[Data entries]
• • • • •

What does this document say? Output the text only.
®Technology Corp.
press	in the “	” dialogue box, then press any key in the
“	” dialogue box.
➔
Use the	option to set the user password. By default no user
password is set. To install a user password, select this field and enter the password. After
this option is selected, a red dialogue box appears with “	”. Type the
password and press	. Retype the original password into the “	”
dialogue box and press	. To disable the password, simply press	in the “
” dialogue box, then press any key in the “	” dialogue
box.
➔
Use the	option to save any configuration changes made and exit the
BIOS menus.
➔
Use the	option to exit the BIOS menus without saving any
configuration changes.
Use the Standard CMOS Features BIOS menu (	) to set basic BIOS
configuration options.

• • • • •

Scan the records above for the string "menus", then select every line that holds it.

[Answer for the task]
BIOS menus.
Use the	option to exit the BIOS menus without saving any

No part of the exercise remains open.